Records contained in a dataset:
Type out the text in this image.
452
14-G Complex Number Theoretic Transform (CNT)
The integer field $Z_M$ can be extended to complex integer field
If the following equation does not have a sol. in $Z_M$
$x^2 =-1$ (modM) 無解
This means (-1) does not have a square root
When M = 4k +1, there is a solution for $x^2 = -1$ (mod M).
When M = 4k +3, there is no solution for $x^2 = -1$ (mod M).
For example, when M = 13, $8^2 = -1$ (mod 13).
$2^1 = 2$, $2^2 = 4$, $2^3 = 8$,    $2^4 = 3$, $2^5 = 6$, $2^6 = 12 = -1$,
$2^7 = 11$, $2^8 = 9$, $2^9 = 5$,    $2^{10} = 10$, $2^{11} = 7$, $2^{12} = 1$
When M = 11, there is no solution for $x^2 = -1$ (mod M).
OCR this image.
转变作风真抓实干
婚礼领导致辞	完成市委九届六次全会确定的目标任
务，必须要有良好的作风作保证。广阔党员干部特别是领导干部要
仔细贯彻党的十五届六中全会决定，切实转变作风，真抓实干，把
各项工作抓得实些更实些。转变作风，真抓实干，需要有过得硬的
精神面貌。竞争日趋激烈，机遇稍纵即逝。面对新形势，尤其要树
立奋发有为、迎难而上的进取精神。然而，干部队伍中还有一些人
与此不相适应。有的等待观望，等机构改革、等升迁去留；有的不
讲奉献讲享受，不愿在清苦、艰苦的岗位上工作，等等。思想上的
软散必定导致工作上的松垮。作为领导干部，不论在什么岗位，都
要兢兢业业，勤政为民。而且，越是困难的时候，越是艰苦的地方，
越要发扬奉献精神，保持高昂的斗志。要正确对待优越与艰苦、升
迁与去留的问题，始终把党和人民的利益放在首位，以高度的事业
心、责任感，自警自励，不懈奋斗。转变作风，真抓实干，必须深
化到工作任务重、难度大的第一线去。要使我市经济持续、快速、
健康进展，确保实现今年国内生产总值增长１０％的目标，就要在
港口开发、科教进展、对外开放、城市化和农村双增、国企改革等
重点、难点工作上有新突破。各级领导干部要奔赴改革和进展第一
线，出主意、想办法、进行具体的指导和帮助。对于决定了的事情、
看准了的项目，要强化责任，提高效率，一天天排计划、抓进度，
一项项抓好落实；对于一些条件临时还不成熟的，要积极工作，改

EXERCISE INSTRUCTIONS –
Retype the data in full and match it exactly.

CORRECT RESPONSE –
Type out the text in this image.
452
14-G Complex Number Theoretic Transform (CNT)
The integer field $Z_M$ can be extended to complex integer field
If the following equation does not have a sol. in $Z_M$
$x^2 =-1$ (modM) 無解
This means (-1) does not have a square root
When M = 4k +1, there is a solution for $x^2 = -1$ (mod M).
When M = 4k +3, there is no solution for $x^2 = -1$ (mod M).
For example, when M = 13, $8^2 = -1$ (mod 13).
$2^1 = 2$, $2^2 = 4$, $2^3 = 8$,    $2^4 = 3$, $2^5 = 6$, $2^6 = 12 = -1$,
$2^7 = 11$, $2^8 = 9$, $2^9 = 5$,    $2^{10} = 10$, $2^{11} = 7$, $2^{12} = 1$
When M = 11, there is no solution for $x^2 = -1$ (mod M).
OCR this image.
转变作风真抓实干
婚礼领导致辞	完成市委九届六次全会确定的目标任
务，必须要有良好的作风作保证。广阔党员干部特别是领导干部要
仔细贯彻党的十五届六中全会决定，切实转变作风，真抓实干，把
各项工作抓得实些更实些。转变作风，真抓实干，需要有过得硬的
精神面貌。竞争日趋激烈，机遇稍纵即逝。面对新形势，尤其要树
立奋发有为、迎难而上的进取精神。然而，干部队伍中还有一些人
与此不相适应。有的等待观望，等机构改革、等升迁去留；有的不
讲奉献讲享受，不愿在清苦、艰苦的岗位上工作，等等。思想上的
软散必定导致工作上的松垮。作为领导干部，不论在什么岗位，都
要兢兢业业，勤政为民。而且，越是困难的时候，越是艰苦的地方，
越要发扬奉献精神，保持高昂的斗志。要正确对待优越与艰苦、升
迁与去留的问题，始终把党和人民的利益放在首位，以高度的事业
心、责任感，自警自励，不懈奋斗。转变作风，真抓实干，必须深
化到工作任务重、难度大的第一线去。要使我市经济持续、快速、
健康进展，确保实现今年国内生产总值增长１０％的目标，就要在
港口开发、科教进展、对外开放、城市化和农村双增、国企改革等
重点、难点工作上有新突破。各级领导干部要奔赴改革和进展第一
线，出主意、想办法、进行具体的指导和帮助。对于决定了的事情、
看准了的项目，要强化责任，提高效率，一天天排计划、抓进度，
一项项抓好落实；对于一些条件临时还不成熟的，要积极工作，改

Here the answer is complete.